Saved data entries:
-*-*-

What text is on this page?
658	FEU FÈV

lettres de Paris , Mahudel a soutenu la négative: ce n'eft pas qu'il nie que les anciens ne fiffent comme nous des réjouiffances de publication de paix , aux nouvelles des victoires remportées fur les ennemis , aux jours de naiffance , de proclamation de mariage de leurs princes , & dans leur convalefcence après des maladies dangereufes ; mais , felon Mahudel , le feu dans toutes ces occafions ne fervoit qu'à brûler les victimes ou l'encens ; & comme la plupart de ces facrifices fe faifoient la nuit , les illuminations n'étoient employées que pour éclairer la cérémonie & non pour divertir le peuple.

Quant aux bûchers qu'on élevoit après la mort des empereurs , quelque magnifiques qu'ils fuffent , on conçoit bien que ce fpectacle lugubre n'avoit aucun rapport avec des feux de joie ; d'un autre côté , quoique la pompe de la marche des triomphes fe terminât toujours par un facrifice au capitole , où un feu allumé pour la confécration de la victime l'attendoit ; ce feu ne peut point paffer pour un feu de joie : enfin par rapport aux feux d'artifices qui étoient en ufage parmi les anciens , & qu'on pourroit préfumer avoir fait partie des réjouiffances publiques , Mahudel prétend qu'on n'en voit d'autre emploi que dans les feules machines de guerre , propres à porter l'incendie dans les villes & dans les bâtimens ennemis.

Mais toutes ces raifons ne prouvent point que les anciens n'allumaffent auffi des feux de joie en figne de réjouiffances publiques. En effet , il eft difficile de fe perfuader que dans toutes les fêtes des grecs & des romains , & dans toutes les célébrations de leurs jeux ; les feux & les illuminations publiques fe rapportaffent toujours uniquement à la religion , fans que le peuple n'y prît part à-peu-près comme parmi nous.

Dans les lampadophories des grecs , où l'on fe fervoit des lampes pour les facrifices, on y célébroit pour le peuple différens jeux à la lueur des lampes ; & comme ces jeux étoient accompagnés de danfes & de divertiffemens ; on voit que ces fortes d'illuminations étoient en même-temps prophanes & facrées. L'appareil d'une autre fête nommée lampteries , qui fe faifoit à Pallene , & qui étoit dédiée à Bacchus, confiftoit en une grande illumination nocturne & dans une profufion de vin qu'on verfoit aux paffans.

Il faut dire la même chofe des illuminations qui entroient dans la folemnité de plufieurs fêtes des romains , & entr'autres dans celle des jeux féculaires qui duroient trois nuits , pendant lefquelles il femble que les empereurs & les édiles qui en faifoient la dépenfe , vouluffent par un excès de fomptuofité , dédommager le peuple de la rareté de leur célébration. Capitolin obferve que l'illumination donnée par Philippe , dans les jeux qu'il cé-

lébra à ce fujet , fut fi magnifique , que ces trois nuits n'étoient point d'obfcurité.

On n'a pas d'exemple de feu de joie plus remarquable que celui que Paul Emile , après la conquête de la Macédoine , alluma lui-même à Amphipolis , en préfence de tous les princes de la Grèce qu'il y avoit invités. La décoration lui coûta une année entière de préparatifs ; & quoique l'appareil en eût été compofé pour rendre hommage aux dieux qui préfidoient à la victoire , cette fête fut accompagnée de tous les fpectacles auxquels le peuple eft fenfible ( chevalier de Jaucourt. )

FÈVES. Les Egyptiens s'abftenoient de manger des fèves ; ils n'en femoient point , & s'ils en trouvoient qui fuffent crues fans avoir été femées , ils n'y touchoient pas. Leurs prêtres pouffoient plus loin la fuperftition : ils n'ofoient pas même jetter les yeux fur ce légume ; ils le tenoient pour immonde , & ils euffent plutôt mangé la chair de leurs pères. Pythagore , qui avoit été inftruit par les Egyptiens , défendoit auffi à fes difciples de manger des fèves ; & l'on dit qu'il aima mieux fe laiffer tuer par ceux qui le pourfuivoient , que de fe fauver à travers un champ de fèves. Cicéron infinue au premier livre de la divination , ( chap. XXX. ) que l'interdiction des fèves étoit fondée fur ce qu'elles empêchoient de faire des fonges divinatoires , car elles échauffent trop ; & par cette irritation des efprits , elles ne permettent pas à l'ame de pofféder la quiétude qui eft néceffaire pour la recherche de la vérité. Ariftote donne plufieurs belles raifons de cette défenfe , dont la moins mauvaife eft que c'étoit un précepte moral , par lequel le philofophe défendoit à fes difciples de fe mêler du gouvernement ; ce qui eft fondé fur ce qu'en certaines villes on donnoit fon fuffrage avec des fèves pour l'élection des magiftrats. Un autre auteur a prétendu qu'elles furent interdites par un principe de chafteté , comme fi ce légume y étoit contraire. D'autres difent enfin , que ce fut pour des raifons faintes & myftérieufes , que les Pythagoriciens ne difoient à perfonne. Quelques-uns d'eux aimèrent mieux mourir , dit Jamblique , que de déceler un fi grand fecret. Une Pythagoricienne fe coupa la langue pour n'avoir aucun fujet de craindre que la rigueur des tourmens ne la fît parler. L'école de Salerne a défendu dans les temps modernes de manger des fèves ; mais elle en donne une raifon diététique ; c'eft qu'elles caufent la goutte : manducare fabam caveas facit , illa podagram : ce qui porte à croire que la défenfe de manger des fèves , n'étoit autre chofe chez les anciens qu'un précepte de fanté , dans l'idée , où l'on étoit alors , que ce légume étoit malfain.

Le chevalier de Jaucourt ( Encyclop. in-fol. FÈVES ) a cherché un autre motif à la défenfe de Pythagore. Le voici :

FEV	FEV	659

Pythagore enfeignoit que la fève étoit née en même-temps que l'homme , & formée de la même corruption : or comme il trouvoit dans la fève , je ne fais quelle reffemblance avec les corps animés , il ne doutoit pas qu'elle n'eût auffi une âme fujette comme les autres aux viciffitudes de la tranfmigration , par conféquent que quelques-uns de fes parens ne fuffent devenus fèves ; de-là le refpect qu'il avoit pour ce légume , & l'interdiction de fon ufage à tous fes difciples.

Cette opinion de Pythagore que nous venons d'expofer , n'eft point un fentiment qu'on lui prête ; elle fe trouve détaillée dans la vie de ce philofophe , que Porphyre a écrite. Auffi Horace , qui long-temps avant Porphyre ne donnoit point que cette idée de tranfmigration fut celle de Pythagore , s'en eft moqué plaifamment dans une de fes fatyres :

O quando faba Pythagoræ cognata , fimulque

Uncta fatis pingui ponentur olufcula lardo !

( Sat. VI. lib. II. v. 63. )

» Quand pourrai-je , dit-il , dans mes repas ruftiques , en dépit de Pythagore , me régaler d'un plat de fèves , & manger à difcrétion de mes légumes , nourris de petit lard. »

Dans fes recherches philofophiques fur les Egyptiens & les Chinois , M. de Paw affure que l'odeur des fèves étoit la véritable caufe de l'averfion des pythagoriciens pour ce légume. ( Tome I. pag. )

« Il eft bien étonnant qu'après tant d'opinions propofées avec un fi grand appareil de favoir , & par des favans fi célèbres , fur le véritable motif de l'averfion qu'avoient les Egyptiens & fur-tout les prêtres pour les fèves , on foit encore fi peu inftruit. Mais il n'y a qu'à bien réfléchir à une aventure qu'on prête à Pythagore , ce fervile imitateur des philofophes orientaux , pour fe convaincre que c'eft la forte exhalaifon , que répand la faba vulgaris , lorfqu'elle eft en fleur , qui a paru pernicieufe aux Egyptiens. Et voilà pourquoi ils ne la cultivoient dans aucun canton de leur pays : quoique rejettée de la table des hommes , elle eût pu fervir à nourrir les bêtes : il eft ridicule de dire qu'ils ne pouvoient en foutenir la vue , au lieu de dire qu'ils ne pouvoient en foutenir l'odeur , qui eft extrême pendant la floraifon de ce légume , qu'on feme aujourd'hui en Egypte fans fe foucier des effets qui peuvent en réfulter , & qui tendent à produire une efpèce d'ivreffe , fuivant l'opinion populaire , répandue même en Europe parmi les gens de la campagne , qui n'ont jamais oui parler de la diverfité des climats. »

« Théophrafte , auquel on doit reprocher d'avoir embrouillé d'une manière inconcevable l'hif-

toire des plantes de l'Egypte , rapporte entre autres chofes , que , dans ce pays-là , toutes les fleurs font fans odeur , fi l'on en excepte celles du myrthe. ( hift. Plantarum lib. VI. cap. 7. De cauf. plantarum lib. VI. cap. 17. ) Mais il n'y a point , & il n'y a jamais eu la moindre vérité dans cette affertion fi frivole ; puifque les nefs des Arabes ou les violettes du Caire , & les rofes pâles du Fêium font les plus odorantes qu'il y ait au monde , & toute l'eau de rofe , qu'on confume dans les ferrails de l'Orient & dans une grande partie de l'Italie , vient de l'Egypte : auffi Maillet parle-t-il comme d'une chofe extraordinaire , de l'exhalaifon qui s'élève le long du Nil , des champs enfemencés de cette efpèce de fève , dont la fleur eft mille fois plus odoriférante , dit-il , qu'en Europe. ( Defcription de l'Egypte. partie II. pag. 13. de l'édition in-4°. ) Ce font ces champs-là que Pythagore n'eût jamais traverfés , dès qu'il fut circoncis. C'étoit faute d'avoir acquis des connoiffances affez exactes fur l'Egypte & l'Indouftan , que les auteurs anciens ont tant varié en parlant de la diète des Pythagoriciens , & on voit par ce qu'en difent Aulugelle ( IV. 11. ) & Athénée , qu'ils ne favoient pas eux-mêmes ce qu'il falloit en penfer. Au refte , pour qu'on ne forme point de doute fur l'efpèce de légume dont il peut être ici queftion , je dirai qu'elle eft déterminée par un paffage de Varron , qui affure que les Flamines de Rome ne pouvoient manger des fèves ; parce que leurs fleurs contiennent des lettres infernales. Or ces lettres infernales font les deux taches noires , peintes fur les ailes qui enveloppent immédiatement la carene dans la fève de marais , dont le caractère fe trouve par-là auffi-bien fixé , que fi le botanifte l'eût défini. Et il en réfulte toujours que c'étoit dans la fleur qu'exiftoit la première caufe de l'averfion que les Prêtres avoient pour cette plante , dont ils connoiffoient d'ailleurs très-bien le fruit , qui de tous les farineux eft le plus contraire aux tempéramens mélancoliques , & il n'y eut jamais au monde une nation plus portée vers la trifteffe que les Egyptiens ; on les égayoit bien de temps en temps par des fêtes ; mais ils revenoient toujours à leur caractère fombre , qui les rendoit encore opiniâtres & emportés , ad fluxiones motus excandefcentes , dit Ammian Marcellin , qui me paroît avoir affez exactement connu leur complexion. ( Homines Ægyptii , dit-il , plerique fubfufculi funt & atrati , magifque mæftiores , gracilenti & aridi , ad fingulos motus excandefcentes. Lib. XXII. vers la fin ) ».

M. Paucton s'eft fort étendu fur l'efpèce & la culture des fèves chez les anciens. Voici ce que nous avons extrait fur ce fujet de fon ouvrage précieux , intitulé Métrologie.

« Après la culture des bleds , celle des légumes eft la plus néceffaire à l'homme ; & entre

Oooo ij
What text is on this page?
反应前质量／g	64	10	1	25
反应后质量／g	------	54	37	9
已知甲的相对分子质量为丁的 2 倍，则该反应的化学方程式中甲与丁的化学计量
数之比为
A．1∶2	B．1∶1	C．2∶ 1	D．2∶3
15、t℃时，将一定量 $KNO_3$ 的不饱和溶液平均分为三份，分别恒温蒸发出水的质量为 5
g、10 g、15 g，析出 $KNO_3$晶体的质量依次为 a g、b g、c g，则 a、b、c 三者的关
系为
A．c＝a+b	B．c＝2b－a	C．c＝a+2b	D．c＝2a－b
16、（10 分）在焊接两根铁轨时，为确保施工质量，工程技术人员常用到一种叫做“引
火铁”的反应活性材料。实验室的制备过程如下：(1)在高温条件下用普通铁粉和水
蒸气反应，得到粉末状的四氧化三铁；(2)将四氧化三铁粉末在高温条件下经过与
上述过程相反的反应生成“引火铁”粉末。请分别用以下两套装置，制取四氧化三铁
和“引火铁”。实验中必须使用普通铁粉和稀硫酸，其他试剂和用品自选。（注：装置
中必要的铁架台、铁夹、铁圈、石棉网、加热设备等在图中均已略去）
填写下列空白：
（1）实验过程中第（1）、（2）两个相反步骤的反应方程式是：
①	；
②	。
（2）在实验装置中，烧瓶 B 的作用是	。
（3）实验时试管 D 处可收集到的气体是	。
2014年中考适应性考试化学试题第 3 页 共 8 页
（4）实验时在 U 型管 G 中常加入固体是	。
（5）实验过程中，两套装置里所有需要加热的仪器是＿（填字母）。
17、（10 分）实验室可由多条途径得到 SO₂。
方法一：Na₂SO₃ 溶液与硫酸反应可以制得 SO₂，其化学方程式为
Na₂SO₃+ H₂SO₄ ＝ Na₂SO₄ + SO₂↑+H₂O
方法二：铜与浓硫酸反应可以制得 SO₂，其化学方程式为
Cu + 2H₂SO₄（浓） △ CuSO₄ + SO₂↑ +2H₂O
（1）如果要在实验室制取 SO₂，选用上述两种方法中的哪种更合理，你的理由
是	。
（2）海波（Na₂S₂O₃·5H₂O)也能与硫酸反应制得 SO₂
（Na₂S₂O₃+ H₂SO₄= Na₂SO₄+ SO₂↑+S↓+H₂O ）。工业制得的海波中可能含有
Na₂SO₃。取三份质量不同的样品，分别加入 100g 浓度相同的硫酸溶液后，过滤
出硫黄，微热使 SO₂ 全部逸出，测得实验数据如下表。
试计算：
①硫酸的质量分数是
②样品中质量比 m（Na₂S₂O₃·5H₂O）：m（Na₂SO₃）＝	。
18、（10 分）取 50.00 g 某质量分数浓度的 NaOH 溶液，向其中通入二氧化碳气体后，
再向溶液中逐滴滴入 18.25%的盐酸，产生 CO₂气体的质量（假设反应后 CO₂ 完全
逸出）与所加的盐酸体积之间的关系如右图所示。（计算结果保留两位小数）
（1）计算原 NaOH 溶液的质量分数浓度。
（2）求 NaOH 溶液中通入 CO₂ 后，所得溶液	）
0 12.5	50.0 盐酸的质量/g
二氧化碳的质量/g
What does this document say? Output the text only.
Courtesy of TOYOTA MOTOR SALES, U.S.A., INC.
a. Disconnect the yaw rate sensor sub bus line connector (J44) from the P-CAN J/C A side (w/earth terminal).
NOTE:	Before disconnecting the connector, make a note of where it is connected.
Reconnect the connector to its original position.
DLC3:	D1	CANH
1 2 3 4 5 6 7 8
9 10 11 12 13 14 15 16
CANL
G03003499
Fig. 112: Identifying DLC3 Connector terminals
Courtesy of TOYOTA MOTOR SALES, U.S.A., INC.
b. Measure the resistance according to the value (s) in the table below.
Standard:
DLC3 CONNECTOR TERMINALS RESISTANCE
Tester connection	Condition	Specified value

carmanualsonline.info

-*-*-

Given instruction -
Which lines hold the word "Jaucourt"? Show each one.

Answer to this task -
On n'a pas d'exemple de feu de joie plus remarquable que celui que Paul Emile , après la conquête de la Macédoine , alluma lui-même à Amphipolis , en préfence de tous les princes de la Grèce qu'il y avoit invités. La décoration lui coûta une année entière de préparatifs ; & quoique l'appareil en eût été compofé pour rendre hommage aux dieux qui préfidoient à la victoire , cette fête fut accompagnée de tous les fpectacles auxquels le peuple eft fenfible ( chevalier de Jaucourt. )
Le chevalier de Jaucourt ( Encyclop. in-fol. FÈVES ) a cherché un autre motif à la défenfe de Pythagore. Le voici :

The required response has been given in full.